DIRECTIONS FOR THIS TASK
Restate all of the entries exactly, dropping any pictures they hold.

====== DATA ENTRIES ======

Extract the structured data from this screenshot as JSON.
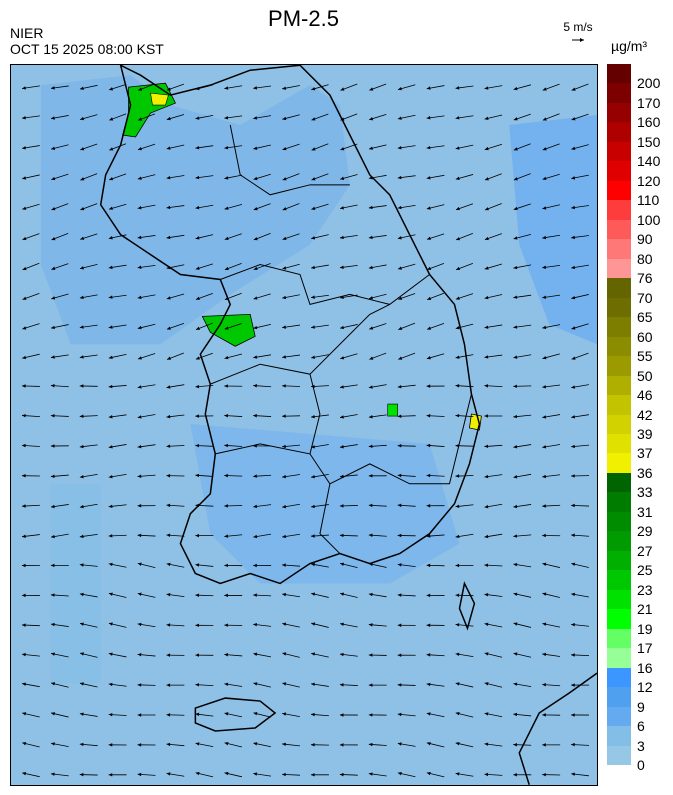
{
  "title": "PM-2.5",
  "organization": "NIER",
  "timestamp": "OCT 15 2025 08:00 KST",
  "wind_reference": {
    "label": "5 m/s"
  },
  "legend": {
    "unit": "µg/m³",
    "labels": [
      "200",
      "170",
      "160",
      "150",
      "140",
      "120",
      "110",
      "100",
      "90",
      "80",
      "76",
      "70",
      "65",
      "60",
      "55",
      "50",
      "46",
      "42",
      "39",
      "37",
      "36",
      "33",
      "31",
      "29",
      "27",
      "25",
      "23",
      "21",
      "19",
      "17",
      "16",
      "12",
      "9",
      "6",
      "3",
      "0"
    ],
    "colors": [
      "#640000",
      "#7d0000",
      "#960000",
      "#af0000",
      "#c80000",
      "#e10000",
      "#ff0000",
      "#ff3c3c",
      "#ff5a5a",
      "#ff7878",
      "#ff9696",
      "#646400",
      "#6e6e00",
      "#7d7d00",
      "#8c8c00",
      "#9b9b00",
      "#afaf00",
      "#c3c300",
      "#d2d200",
      "#e1e100",
      "#f0f000",
      "#006400",
      "#007d00",
      "#008c00",
      "#009b00",
      "#00af00",
      "#00c800",
      "#00e100",
      "#00ff00",
      "#64ff64",
      "#96ff96",
      "#3c96ff",
      "#50a0f0",
      "#64aaf0",
      "#82bee6",
      "#96c8e6"
    ]
  },
  "map": {
    "background_color": "#8fc0e6",
    "land_color": "#82b8e8",
    "wind_direction": "easterly (arrows pointing west)"
  }
}
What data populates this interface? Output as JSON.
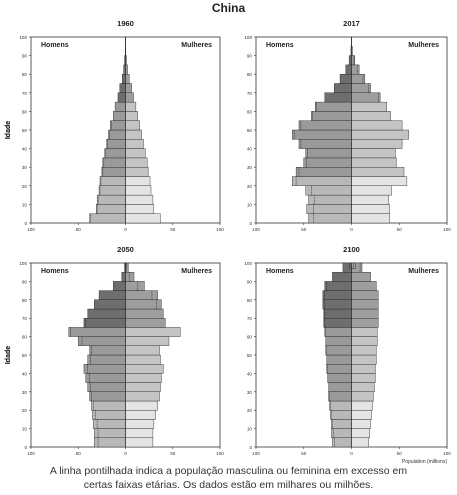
{
  "title": "China",
  "caption": {
    "line1": "A linha pontilhada indica a população masculina ou feminina em excesso em",
    "line2": "certas faixas etárias. Os dados estão em milhares ou milhões."
  },
  "colors": {
    "male_dark": "#6e6e6e",
    "male_mid": "#9a9a9a",
    "male_light": "#b8b8b8",
    "female_dark": "#9e9e9e",
    "female_mid": "#c4c4c4",
    "female_light": "#e4e4e4",
    "outline": "#222222",
    "axis": "#333333"
  },
  "chart_data": [
    {
      "type": "bar",
      "subtype": "population-pyramid",
      "title": "1960",
      "left_label": "Homens",
      "right_label": "Mulheres",
      "ylabel": "Idade",
      "xlabel": "",
      "x_ticks": [
        "100",
        "50",
        "0",
        "50",
        "100"
      ],
      "y_ticks": [
        "0",
        "10",
        "20",
        "30",
        "40",
        "50",
        "60",
        "70",
        "80",
        "90",
        "100"
      ],
      "xlim": [
        -100,
        100
      ],
      "age_groups": [
        "0-4",
        "5-9",
        "10-14",
        "15-19",
        "20-24",
        "25-29",
        "30-34",
        "35-39",
        "40-44",
        "45-49",
        "50-54",
        "55-59",
        "60-64",
        "65-69",
        "70-74",
        "75-79",
        "80-84",
        "85-89",
        "90-94",
        "95-99",
        "100+"
      ],
      "male": [
        38,
        31,
        30,
        28,
        27,
        25,
        24,
        22,
        20,
        18,
        16,
        13,
        11,
        8,
        6,
        3.5,
        2,
        1,
        0.3,
        0.1,
        0
      ],
      "female": [
        37,
        30,
        29,
        27,
        26,
        24,
        23,
        21,
        19,
        17,
        15,
        13,
        11,
        8.5,
        6.5,
        4,
        2.2,
        1,
        0.3,
        0.1,
        0
      ]
    },
    {
      "type": "bar",
      "subtype": "population-pyramid",
      "title": "2017",
      "left_label": "Homens",
      "right_label": "Mulheres",
      "ylabel": "Idade",
      "xlabel": "",
      "x_ticks": [
        "100",
        "50",
        "0",
        "50",
        "100"
      ],
      "y_ticks": [
        "0",
        "10",
        "20",
        "30",
        "40",
        "50",
        "60",
        "70",
        "80",
        "90",
        "100"
      ],
      "xlim": [
        -100,
        100
      ],
      "age_groups": [
        "0-4",
        "5-9",
        "10-14",
        "15-19",
        "20-24",
        "25-29",
        "30-34",
        "35-39",
        "40-44",
        "45-49",
        "50-54",
        "55-59",
        "60-64",
        "65-69",
        "70-74",
        "75-79",
        "80-84",
        "85-89",
        "90-94",
        "95-99",
        "100+"
      ],
      "male": [
        45,
        47,
        45,
        48,
        62,
        58,
        50,
        48,
        55,
        62,
        55,
        42,
        38,
        28,
        18,
        12,
        6,
        2.5,
        0.6,
        0.1,
        0
      ],
      "female": [
        40,
        40,
        39,
        42,
        58,
        55,
        47,
        46,
        53,
        60,
        53,
        41,
        37,
        30,
        20,
        14,
        8,
        3.5,
        1,
        0.2,
        0
      ]
    },
    {
      "type": "bar",
      "subtype": "population-pyramid",
      "title": "2050",
      "left_label": "Homens",
      "right_label": "Mulheres",
      "ylabel": "Idade",
      "xlabel": "",
      "x_ticks": [
        "100",
        "50",
        "0",
        "50",
        "100"
      ],
      "y_ticks": [
        "0",
        "10",
        "20",
        "30",
        "40",
        "50",
        "60",
        "70",
        "80",
        "90",
        "100"
      ],
      "xlim": [
        -100,
        100
      ],
      "age_groups": [
        "0-4",
        "5-9",
        "10-14",
        "15-19",
        "20-24",
        "25-29",
        "30-34",
        "35-39",
        "40-44",
        "45-49",
        "50-54",
        "55-59",
        "60-64",
        "65-69",
        "70-74",
        "75-79",
        "80-84",
        "85-89",
        "90-94",
        "95-99",
        "100+"
      ],
      "male": [
        33,
        33,
        34,
        35,
        36,
        38,
        40,
        42,
        44,
        40,
        38,
        50,
        60,
        44,
        40,
        33,
        28,
        13,
        4,
        1,
        0.2
      ],
      "female": [
        29,
        29,
        30,
        32,
        34,
        36,
        37,
        38,
        40,
        37,
        36,
        46,
        58,
        42,
        40,
        38,
        34,
        20,
        9,
        3,
        0.6
      ]
    },
    {
      "type": "bar",
      "subtype": "population-pyramid",
      "title": "2100",
      "left_label": "Homens",
      "right_label": "Mulheres",
      "ylabel": "Idade",
      "xlabel": "Population (millions)",
      "x_ticks": [
        "100",
        "50",
        "0",
        "50",
        "100"
      ],
      "y_ticks": [
        "0",
        "10",
        "20",
        "30",
        "40",
        "50",
        "60",
        "70",
        "80",
        "90",
        "100"
      ],
      "xlim": [
        -100,
        100
      ],
      "age_groups": [
        "0-4",
        "5-9",
        "10-14",
        "15-19",
        "20-24",
        "25-29",
        "30-34",
        "35-39",
        "40-44",
        "45-49",
        "50-54",
        "55-59",
        "60-64",
        "65-69",
        "70-74",
        "75-79",
        "80-84",
        "85-89",
        "90-94",
        "95-99",
        "100+"
      ],
      "male": [
        20,
        21,
        21,
        22,
        23,
        24,
        24,
        25,
        26,
        26,
        27,
        27,
        28,
        29,
        29,
        30,
        30,
        28,
        20,
        9,
        2
      ],
      "female": [
        18,
        19,
        20,
        21,
        22,
        23,
        24,
        25,
        25,
        26,
        26,
        27,
        27,
        28,
        28,
        28,
        28,
        26,
        20,
        11,
        4
      ]
    }
  ]
}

======

RESPONSE
Extract the structured data from this screenshot as JSON.
{
  "title": "PM-2.5",
  "organization": "NIER",
  "timestamp": "OCT 15 2025 08:00 KST",
  "wind_reference": {
    "label": "5 m/s"
  },
  "legend": {
    "unit": "µg/m³",
    "labels": [
      "200",
      "170",
      "160",
      "150",
      "140",
      "120",
      "110",
      "100",
      "90",
      "80",
      "76",
      "70",
      "65",
      "60",
      "55",
      "50",
      "46",
      "42",
      "39",
      "37",
      "36",
      "33",
      "31",
      "29",
      "27",
      "25",
      "23",
      "21",
      "19",
      "17",
      "16",
      "12",
      "9",
      "6",
      "3",
      "0"
    ],
    "colors": [
      "#640000",
      "#7d0000",
      "#960000",
      "#af0000",
      "#c80000",
      "#e10000",
      "#ff0000",
      "#ff3c3c",
      "#ff5a5a",
      "#ff7878",
      "#ff9696",
      "#646400",
      "#6e6e00",
      "#7d7d00",
      "#8c8c00",
      "#9b9b00",
      "#afaf00",
      "#c3c300",
      "#d2d200",
      "#e1e100",
      "#f0f000",
      "#006400",
      "#007d00",
      "#008c00",
      "#009b00",
      "#00af00",
      "#00c800",
      "#00e100",
      "#00ff00",
      "#64ff64",
      "#96ff96",
      "#3c96ff",
      "#50a0f0",
      "#64aaf0",
      "#82bee6",
      "#96c8e6"
    ]
  },
  "map": {
    "background_color": "#8fc0e6",
    "land_color": "#82b8e8",
    "wind_direction": "easterly (arrows pointing west)"
  }
}
What data populates this interface? Output as JSON.
{
  "title": "China",
  "caption": {
    "line1": "A linha pontilhada indica a população masculina ou feminina em excesso em",
    "line2": "certas faixas etárias. Os dados estão em milhares ou milhões."
  },
  "colors": {
    "male_dark": "#6e6e6e",
    "male_mid": "#9a9a9a",
    "male_light": "#b8b8b8",
    "female_dark": "#9e9e9e",
    "female_mid": "#c4c4c4",
    "female_light": "#e4e4e4",
    "outline": "#222222",
    "axis": "#333333"
  },
  "chart_data": [
    {
      "type": "bar",
      "subtype": "population-pyramid",
      "title": "1960",
      "left_label": "Homens",
      "right_label": "Mulheres",
      "ylabel": "Idade",
      "xlabel": "",
      "x_ticks": [
        "100",
        "50",
        "0",
        "50",
        "100"
      ],
      "y_ticks": [
        "0",
        "10",
        "20",
        "30",
        "40",
        "50",
        "60",
        "70",
        "80",
        "90",
        "100"
      ],
      "xlim": [
        -100,
        100
      ],
      "age_groups": [
        "0-4",
        "5-9",
        "10-14",
        "15-19",
        "20-24",
        "25-29",
        "30-34",
        "35-39",
        "40-44",
        "45-49",
        "50-54",
        "55-59",
        "60-64",
        "65-69",
        "70-74",
        "75-79",
        "80-84",
        "85-89",
        "90-94",
        "95-99",
        "100+"
      ],
      "male": [
        38,
        31,
        30,
        28,
        27,
        25,
        24,
        22,
        20,
        18,
        16,
        13,
        11,
        8,
        6,
        3.5,
        2,
        1,
        0.3,
        0.1,
        0
      ],
      "female": [
        37,
        30,
        29,
        27,
        26,
        24,
        23,
        21,
        19,
        17,
        15,
        13,
        11,
        8.5,
        6.5,
        4,
        2.2,
        1,
        0.3,
        0.1,
        0
      ]
    },
    {
      "type": "bar",
      "subtype": "population-pyramid",
      "title": "2017",
      "left_label": "Homens",
      "right_label": "Mulheres",
      "ylabel": "Idade",
      "xlabel": "",
      "x_ticks": [
        "100",
        "50",
        "0",
        "50",
        "100"
      ],
      "y_ticks": [
        "0",
        "10",
        "20",
        "30",
        "40",
        "50",
        "60",
        "70",
        "80",
        "90",
        "100"
      ],
      "xlim": [
        -100,
        100
      ],
      "age_groups": [
        "0-4",
        "5-9",
        "10-14",
        "15-19",
        "20-24",
        "25-29",
        "30-34",
        "35-39",
        "40-44",
        "45-49",
        "50-54",
        "55-59",
        "60-64",
        "65-69",
        "70-74",
        "75-79",
        "80-84",
        "85-89",
        "90-94",
        "95-99",
        "100+"
      ],
      "male": [
        45,
        47,
        45,
        48,
        62,
        58,
        50,
        48,
        55,
        62,
        55,
        42,
        38,
        28,
        18,
        12,
        6,
        2.5,
        0.6,
        0.1,
        0
      ],
      "female": [
        40,
        40,
        39,
        42,
        58,
        55,
        47,
        46,
        53,
        60,
        53,
        41,
        37,
        30,
        20,
        14,
        8,
        3.5,
        1,
        0.2,
        0
      ]
    },
    {
      "type": "bar",
      "subtype": "population-pyramid",
      "title": "2050",
      "left_label": "Homens",
      "right_label": "Mulheres",
      "ylabel": "Idade",
      "xlabel": "",
      "x_ticks": [
        "100",
        "50",
        "0",
        "50",
        "100"
      ],
      "y_ticks": [
        "0",
        "10",
        "20",
        "30",
        "40",
        "50",
        "60",
        "70",
        "80",
        "90",
        "100"
      ],
      "xlim": [
        -100,
        100
      ],
      "age_groups": [
        "0-4",
        "5-9",
        "10-14",
        "15-19",
        "20-24",
        "25-29",
        "30-34",
        "35-39",
        "40-44",
        "45-49",
        "50-54",
        "55-59",
        "60-64",
        "65-69",
        "70-74",
        "75-79",
        "80-84",
        "85-89",
        "90-94",
        "95-99",
        "100+"
      ],
      "male": [
        33,
        33,
        34,
        35,
        36,
        38,
        40,
        42,
        44,
        40,
        38,
        50,
        60,
        44,
        40,
        33,
        28,
        13,
        4,
        1,
        0.2
      ],
      "female": [
        29,
        29,
        30,
        32,
        34,
        36,
        37,
        38,
        40,
        37,
        36,
        46,
        58,
        42,
        40,
        38,
        34,
        20,
        9,
        3,
        0.6
      ]
    },
    {
      "type": "bar",
      "subtype": "population-pyramid",
      "title": "2100",
      "left_label": "Homens",
      "right_label": "Mulheres",
      "ylabel": "Idade",
      "xlabel": "Population (millions)",
      "x_ticks": [
        "100",
        "50",
        "0",
        "50",
        "100"
      ],
      "y_ticks": [
        "0",
        "10",
        "20",
        "30",
        "40",
        "50",
        "60",
        "70",
        "80",
        "90",
        "100"
      ],
      "xlim": [
        -100,
        100
      ],
      "age_groups": [
        "0-4",
        "5-9",
        "10-14",
        "15-19",
        "20-24",
        "25-29",
        "30-34",
        "35-39",
        "40-44",
        "45-49",
        "50-54",
        "55-59",
        "60-64",
        "65-69",
        "70-74",
        "75-79",
        "80-84",
        "85-89",
        "90-94",
        "95-99",
        "100+"
      ],
      "male": [
        20,
        21,
        21,
        22,
        23,
        24,
        24,
        25,
        26,
        26,
        27,
        27,
        28,
        29,
        29,
        30,
        30,
        28,
        20,
        9,
        2
      ],
      "female": [
        18,
        19,
        20,
        21,
        22,
        23,
        24,
        25,
        25,
        26,
        26,
        27,
        27,
        28,
        28,
        28,
        28,
        26,
        20,
        11,
        4
      ]
    }
  ]
}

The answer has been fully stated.